Copy the records below verbatim, omitting the pictures.

===== Recorded data =====

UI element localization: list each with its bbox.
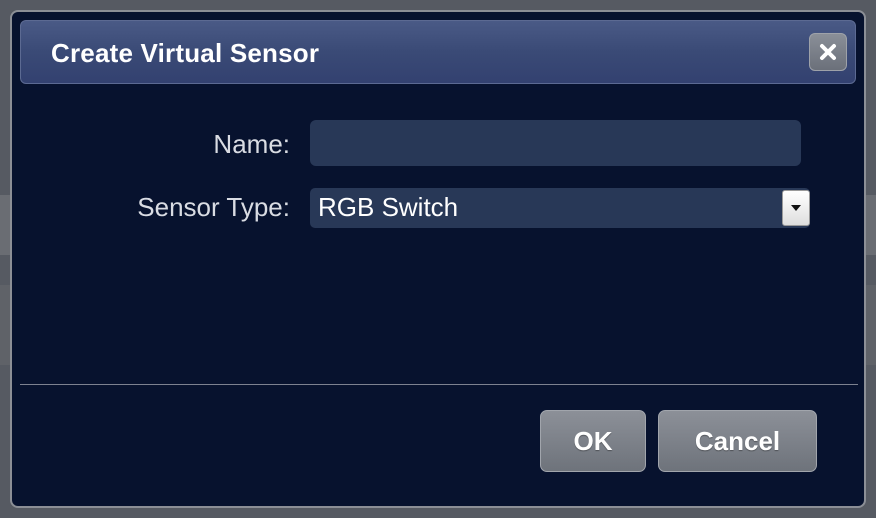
ok-button[interactable]: OK — [540, 410, 646, 472]
sensor-type-label: Sensor Type: — [137, 192, 290, 222]
sensor-type-select[interactable]: RGB Switch — [310, 188, 810, 228]
name-input[interactable] — [310, 120, 801, 166]
footer-divider — [20, 384, 858, 385]
name-label: Name: — [213, 129, 290, 159]
cancel-button[interactable]: Cancel — [658, 410, 817, 472]
chevron-down-icon[interactable] — [782, 190, 810, 226]
close-icon — [819, 43, 837, 61]
create-virtual-sensor-dialog: Create Virtual Sensor Name: Sensor Type:… — [10, 10, 866, 508]
dialog-titlebar: Create Virtual Sensor — [20, 20, 856, 84]
close-button[interactable] — [809, 33, 847, 71]
sensor-type-value: RGB Switch — [318, 192, 459, 222]
dialog-title: Create Virtual Sensor — [51, 38, 320, 68]
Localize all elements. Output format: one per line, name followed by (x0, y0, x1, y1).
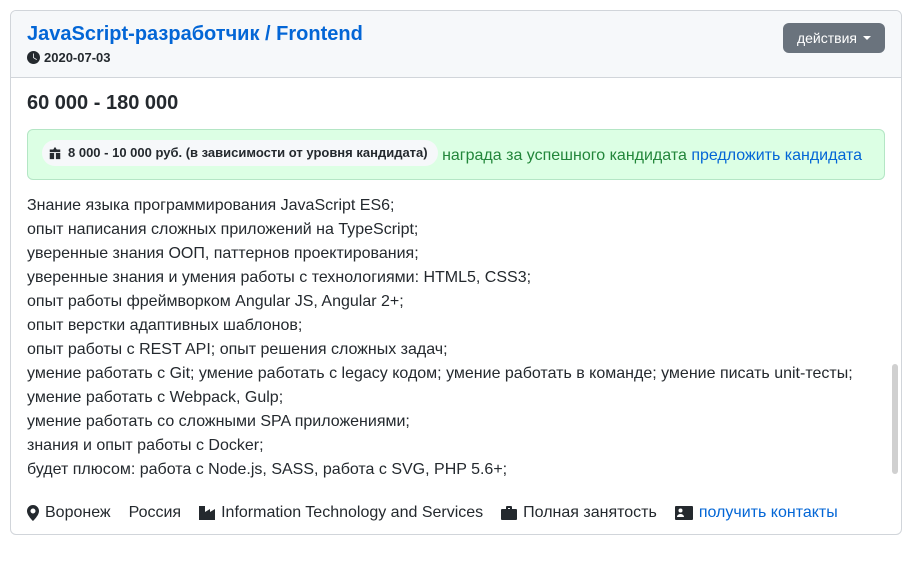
card-header: JavaScript-разработчик / Frontend 2020-0… (11, 11, 901, 78)
actions-label: действия (797, 30, 857, 46)
card-body: 60 000 - 180 000 8 000 - 10 000 руб. (в … (11, 78, 901, 492)
reward-bar: 8 000 - 10 000 руб. (в зависимости от ур… (27, 129, 885, 180)
country-value: Россия (129, 504, 181, 522)
location-item: Воронеж (27, 504, 111, 522)
employment-item: Полная занятость (501, 504, 657, 522)
desc-line: опыт работы с REST API; опыт решения сло… (27, 338, 885, 362)
reward-amount-badge: 8 000 - 10 000 руб. (в зависимости от ур… (42, 140, 438, 166)
contacts-item: получить контакты (675, 504, 838, 522)
desc-line: будет плюсом: работа с Node.js, SASS, ра… (27, 458, 885, 482)
chevron-down-icon (863, 36, 871, 40)
get-contacts-link[interactable]: получить контакты (699, 504, 838, 522)
scrollbar[interactable] (892, 364, 898, 474)
suggest-candidate-link[interactable]: предложить кандидата (691, 147, 862, 164)
gift-icon (48, 146, 62, 160)
country-item: Россия (129, 504, 181, 522)
date-value: 2020-07-03 (44, 50, 111, 65)
employment-value: Полная занятость (523, 504, 657, 522)
salary-range: 60 000 - 180 000 (27, 92, 885, 115)
desc-line: знания и опыт работы с Docker; (27, 434, 885, 458)
industry-icon (199, 506, 215, 520)
reward-amount-text: 8 000 - 10 000 руб. (в зависимости от ур… (68, 142, 428, 164)
vacancy-card: JavaScript-разработчик / Frontend 2020-0… (10, 10, 902, 535)
desc-line: Знание языка программирования JavaScript… (27, 194, 885, 218)
desc-line: уверенные знания ООП, паттернов проектир… (27, 242, 885, 266)
location-value: Воронеж (45, 504, 111, 522)
reward-label: награда за успешного кандидата (442, 147, 687, 164)
desc-line: опыт работы фреймворком Angular JS, Angu… (27, 290, 885, 314)
description: Знание языка программирования JavaScript… (27, 194, 885, 482)
desc-line: уверенные знания и умения работы с техно… (27, 266, 885, 290)
date-line: 2020-07-03 (27, 50, 783, 65)
desc-line: умение работать со сложными SPA приложен… (27, 410, 885, 434)
desc-line: опыт написания сложных приложений на Typ… (27, 218, 885, 242)
clock-icon (27, 51, 40, 64)
vacancy-title-link[interactable]: JavaScript-разработчик / Frontend (27, 23, 363, 46)
card-footer: Воронеж Россия Information Technology an… (11, 492, 901, 534)
address-card-icon (675, 506, 693, 520)
industry-item: Information Technology and Services (199, 504, 483, 522)
map-marker-icon (27, 505, 39, 521)
briefcase-icon (501, 506, 517, 520)
desc-line: опыт верстки адаптивных шаблонов; (27, 314, 885, 338)
industry-value: Information Technology and Services (221, 504, 483, 522)
header-left: JavaScript-разработчик / Frontend 2020-0… (27, 23, 783, 65)
desc-line: умение работать с Git; умение работать с… (27, 362, 885, 386)
desc-line: умение работать с Webpack, Gulp; (27, 386, 885, 410)
actions-button[interactable]: действия (783, 23, 885, 53)
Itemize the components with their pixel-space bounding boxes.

=====

■ Task response ■
UI element localization: list each with its bbox.
ok-button[interactable]: OK — [540, 410, 646, 472]
sensor-type-label: Sensor Type: — [137, 192, 290, 222]
sensor-type-select[interactable]: RGB Switch — [310, 188, 810, 228]
name-input[interactable] — [310, 120, 801, 166]
footer-divider — [20, 384, 858, 385]
name-label: Name: — [213, 129, 290, 159]
cancel-button[interactable]: Cancel — [658, 410, 817, 472]
chevron-down-icon[interactable] — [782, 190, 810, 226]
close-icon — [819, 43, 837, 61]
create-virtual-sensor-dialog: Create Virtual Sensor Name: Sensor Type:… — [10, 10, 866, 508]
dialog-titlebar: Create Virtual Sensor — [20, 20, 856, 84]
close-button[interactable] — [809, 33, 847, 71]
sensor-type-value: RGB Switch — [318, 192, 459, 222]
dialog-title: Create Virtual Sensor — [51, 38, 320, 68]
Localize all elements. Output format: one per line, name followed by (x0, y0, x1, y1).
card-header: JavaScript-разработчик / Frontend 2020-0… (11, 11, 901, 78)
actions-label: действия (797, 30, 857, 46)
card-body: 60 000 - 180 000 8 000 - 10 000 руб. (в … (11, 78, 901, 492)
reward-bar: 8 000 - 10 000 руб. (в зависимости от ур… (27, 129, 885, 180)
country-value: Россия (129, 504, 181, 522)
location-item: Воронеж (27, 504, 111, 522)
employment-item: Полная занятость (501, 504, 657, 522)
desc-line: опыт работы с REST API; опыт решения сло… (27, 338, 885, 362)
reward-amount-badge: 8 000 - 10 000 руб. (в зависимости от ур… (42, 140, 438, 166)
contacts-item: получить контакты (675, 504, 838, 522)
desc-line: будет плюсом: работа с Node.js, SASS, ра… (27, 458, 885, 482)
chevron-down-icon (863, 36, 871, 40)
get-contacts-link[interactable]: получить контакты (699, 504, 838, 522)
scrollbar[interactable] (892, 364, 898, 474)
suggest-candidate-link[interactable]: предложить кандидата (691, 147, 862, 164)
gift-icon (48, 146, 62, 160)
country-item: Россия (129, 504, 181, 522)
date-value: 2020-07-03 (44, 50, 111, 65)
employment-value: Полная занятость (523, 504, 657, 522)
salary-range: 60 000 - 180 000 (27, 92, 885, 115)
desc-line: знания и опыт работы с Docker; (27, 434, 885, 458)
industry-icon (199, 506, 215, 520)
reward-amount-text: 8 000 - 10 000 руб. (в зависимости от ур… (68, 142, 428, 164)
vacancy-card: JavaScript-разработчик / Frontend 2020-0… (10, 10, 902, 535)
desc-line: Знание языка программирования JavaScript… (27, 194, 885, 218)
desc-line: уверенные знания ООП, паттернов проектир… (27, 242, 885, 266)
location-value: Воронеж (45, 504, 111, 522)
reward-label: награда за успешного кандидата (442, 147, 687, 164)
desc-line: опыт работы фреймворком Angular JS, Angu… (27, 290, 885, 314)
description: Знание языка программирования JavaScript… (27, 194, 885, 482)
desc-line: уверенные знания и умения работы с техно… (27, 266, 885, 290)
date-line: 2020-07-03 (27, 50, 783, 65)
desc-line: умение работать со сложными SPA приложен… (27, 410, 885, 434)
desc-line: опыт написания сложных приложений на Typ… (27, 218, 885, 242)
clock-icon (27, 51, 40, 64)
vacancy-title-link[interactable]: JavaScript-разработчик / Frontend (27, 23, 363, 46)
card-footer: Воронеж Россия Information Technology an… (11, 492, 901, 534)
address-card-icon (675, 506, 693, 520)
industry-item: Information Technology and Services (199, 504, 483, 522)
map-marker-icon (27, 505, 39, 521)
briefcase-icon (501, 506, 517, 520)
desc-line: опыт верстки адаптивных шаблонов; (27, 314, 885, 338)
industry-value: Information Technology and Services (221, 504, 483, 522)
header-left: JavaScript-разработчик / Frontend 2020-0… (27, 23, 783, 65)
desc-line: умение работать с Git; умение работать с… (27, 362, 885, 386)
desc-line: умение работать с Webpack, Gulp; (27, 386, 885, 410)
actions-button[interactable]: действия (783, 23, 885, 53)
Itemize the components with their pixel-space bounding boxes.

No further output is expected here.